Find the string "strain" and gather every line that holds it.
_ _ _
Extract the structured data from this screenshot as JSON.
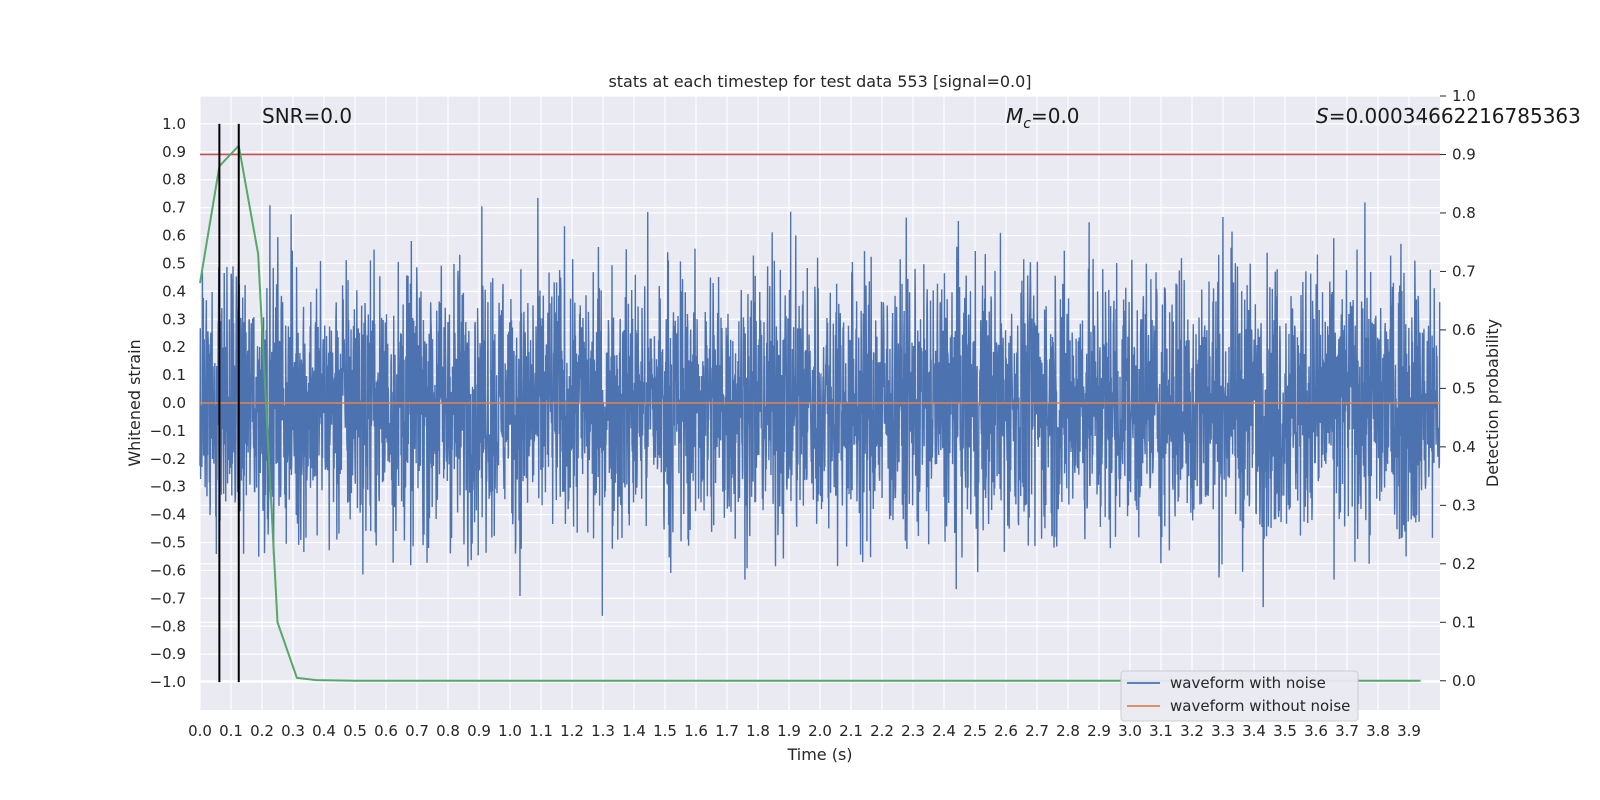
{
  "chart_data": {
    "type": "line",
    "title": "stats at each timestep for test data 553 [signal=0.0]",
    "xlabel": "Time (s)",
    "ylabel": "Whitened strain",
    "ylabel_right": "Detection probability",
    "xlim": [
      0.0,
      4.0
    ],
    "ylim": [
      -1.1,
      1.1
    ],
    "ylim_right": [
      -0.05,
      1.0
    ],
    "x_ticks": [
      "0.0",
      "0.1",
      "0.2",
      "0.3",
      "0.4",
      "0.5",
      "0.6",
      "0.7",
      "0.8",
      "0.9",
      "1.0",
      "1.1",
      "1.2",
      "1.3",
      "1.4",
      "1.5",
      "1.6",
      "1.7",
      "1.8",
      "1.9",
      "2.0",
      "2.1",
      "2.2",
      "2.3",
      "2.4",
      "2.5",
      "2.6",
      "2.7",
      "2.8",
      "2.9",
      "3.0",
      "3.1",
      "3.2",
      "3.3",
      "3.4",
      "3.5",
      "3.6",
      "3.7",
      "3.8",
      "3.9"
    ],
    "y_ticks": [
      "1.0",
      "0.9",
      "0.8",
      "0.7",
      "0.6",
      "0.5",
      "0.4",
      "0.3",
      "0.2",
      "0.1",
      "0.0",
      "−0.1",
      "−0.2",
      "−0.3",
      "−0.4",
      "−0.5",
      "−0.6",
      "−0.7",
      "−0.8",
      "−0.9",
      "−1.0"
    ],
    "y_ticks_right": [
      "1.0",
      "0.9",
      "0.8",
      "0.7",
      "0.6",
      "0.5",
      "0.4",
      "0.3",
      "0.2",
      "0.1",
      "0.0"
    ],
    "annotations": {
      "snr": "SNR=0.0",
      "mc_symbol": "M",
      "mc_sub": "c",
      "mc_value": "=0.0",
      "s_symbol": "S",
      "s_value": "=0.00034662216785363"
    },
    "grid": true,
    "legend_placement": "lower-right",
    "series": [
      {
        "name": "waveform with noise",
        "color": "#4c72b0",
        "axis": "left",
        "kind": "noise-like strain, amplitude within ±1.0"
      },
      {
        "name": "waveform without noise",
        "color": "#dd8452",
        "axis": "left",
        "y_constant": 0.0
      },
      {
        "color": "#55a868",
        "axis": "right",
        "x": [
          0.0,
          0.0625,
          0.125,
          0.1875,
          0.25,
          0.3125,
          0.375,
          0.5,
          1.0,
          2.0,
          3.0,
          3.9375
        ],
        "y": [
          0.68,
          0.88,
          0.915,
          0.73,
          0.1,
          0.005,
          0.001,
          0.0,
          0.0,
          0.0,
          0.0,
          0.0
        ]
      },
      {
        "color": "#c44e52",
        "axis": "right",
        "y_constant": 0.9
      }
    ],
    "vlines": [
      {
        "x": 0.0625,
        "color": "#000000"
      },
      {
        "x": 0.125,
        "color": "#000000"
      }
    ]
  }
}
_ _ _
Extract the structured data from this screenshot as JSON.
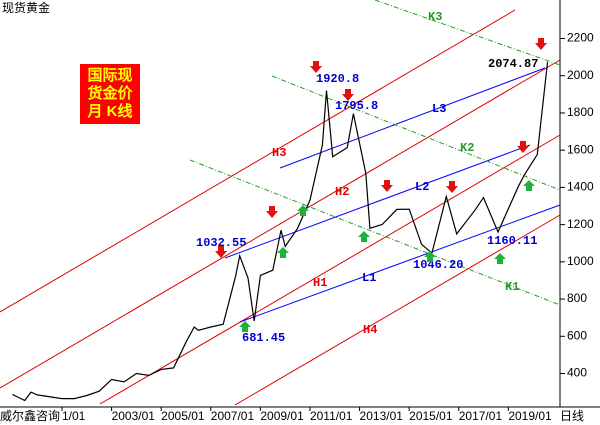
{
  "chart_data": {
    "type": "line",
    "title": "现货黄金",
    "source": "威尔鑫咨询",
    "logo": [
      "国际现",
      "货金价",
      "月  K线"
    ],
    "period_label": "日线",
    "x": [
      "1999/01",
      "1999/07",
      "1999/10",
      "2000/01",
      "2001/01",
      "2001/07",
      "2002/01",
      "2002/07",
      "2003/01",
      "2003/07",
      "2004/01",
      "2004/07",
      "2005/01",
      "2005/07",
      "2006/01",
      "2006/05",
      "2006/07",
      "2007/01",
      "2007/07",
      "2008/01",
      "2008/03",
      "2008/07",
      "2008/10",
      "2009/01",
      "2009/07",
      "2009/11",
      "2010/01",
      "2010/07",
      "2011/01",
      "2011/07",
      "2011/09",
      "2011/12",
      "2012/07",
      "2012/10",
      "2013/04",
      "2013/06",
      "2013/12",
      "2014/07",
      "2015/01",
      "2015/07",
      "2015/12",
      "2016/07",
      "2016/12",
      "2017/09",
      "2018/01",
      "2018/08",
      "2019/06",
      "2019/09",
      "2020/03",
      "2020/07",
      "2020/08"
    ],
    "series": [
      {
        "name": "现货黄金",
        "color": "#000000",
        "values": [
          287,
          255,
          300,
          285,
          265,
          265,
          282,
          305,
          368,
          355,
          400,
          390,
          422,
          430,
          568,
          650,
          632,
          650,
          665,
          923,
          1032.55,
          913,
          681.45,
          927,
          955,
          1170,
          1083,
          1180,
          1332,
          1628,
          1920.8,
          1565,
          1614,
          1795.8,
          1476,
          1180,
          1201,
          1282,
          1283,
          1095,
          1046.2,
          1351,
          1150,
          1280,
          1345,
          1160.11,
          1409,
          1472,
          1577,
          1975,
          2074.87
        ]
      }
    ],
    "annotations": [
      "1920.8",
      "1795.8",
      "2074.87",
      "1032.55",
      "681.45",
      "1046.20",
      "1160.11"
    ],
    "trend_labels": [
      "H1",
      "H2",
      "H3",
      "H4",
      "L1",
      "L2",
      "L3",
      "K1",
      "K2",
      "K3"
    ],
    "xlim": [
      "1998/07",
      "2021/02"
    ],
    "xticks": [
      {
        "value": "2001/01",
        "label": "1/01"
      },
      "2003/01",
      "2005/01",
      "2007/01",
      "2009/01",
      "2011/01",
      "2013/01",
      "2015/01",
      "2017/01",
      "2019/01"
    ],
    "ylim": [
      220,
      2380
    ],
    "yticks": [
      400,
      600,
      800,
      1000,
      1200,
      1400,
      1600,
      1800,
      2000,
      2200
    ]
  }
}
_ _ _
Finished task
    "ylabel": "Whitened strain",
        "kind": "noise-like strain, amplitude within ±1.0"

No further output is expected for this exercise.